Task instructions: Go through the entries below and copy each line containing the word "values".

Exercise material:
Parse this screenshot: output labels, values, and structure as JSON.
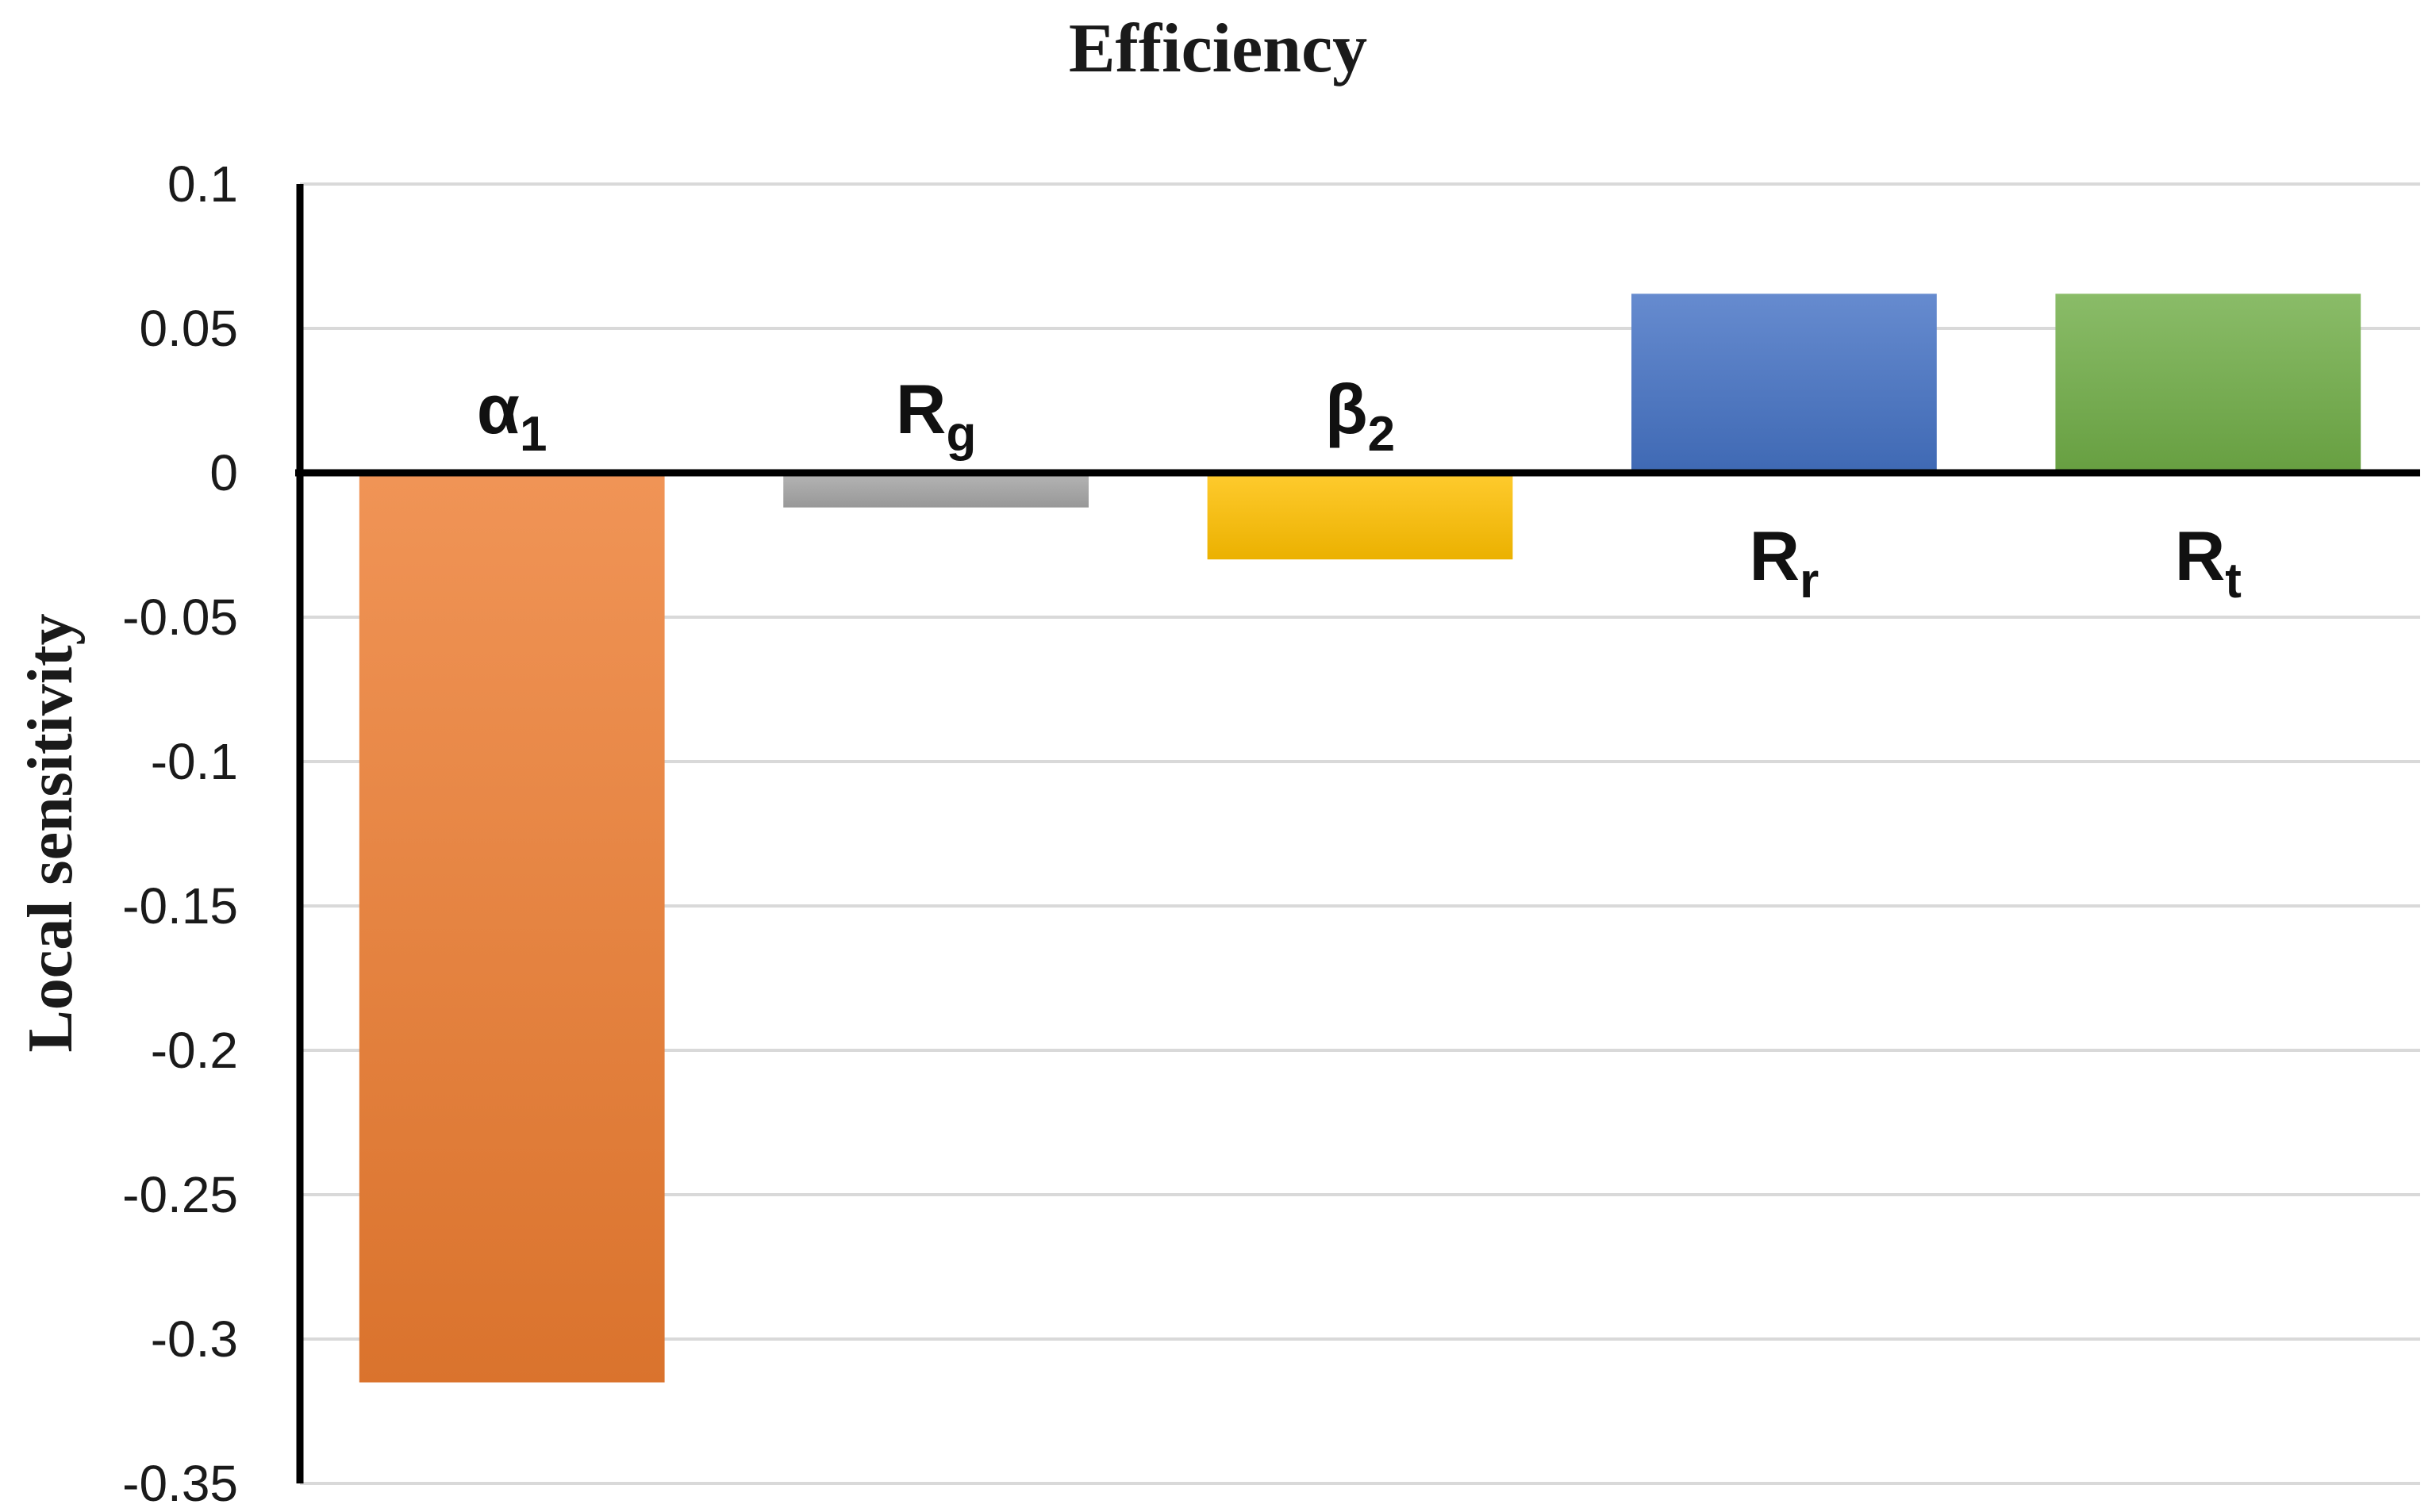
{
  "chart_data": {
    "type": "bar",
    "title": "Efficiency",
    "xlabel": "",
    "ylabel": "Local sensitivity",
    "ylim": [
      -0.35,
      0.1
    ],
    "yticks": [
      "0.1",
      "0.05",
      "0",
      "-0.05",
      "-0.1",
      "-0.15",
      "-0.2",
      "-0.25",
      "-0.3",
      "-0.35"
    ],
    "grid": true,
    "legend": "none",
    "categories": [
      {
        "base": "α",
        "sub": "1"
      },
      {
        "base": "R",
        "sub": "g"
      },
      {
        "base": "β",
        "sub": "2"
      },
      {
        "base": "R",
        "sub": "r"
      },
      {
        "base": "R",
        "sub": "t"
      }
    ],
    "values": [
      -0.315,
      -0.012,
      -0.03,
      0.062,
      0.062
    ],
    "colors": [
      "#ed7d31",
      "#a5a5a5",
      "#ffc000",
      "#4472c4",
      "#70ad47"
    ]
  }
}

Task result:
Parse this screenshot: output labels, values, and structure as JSON.
    "values": [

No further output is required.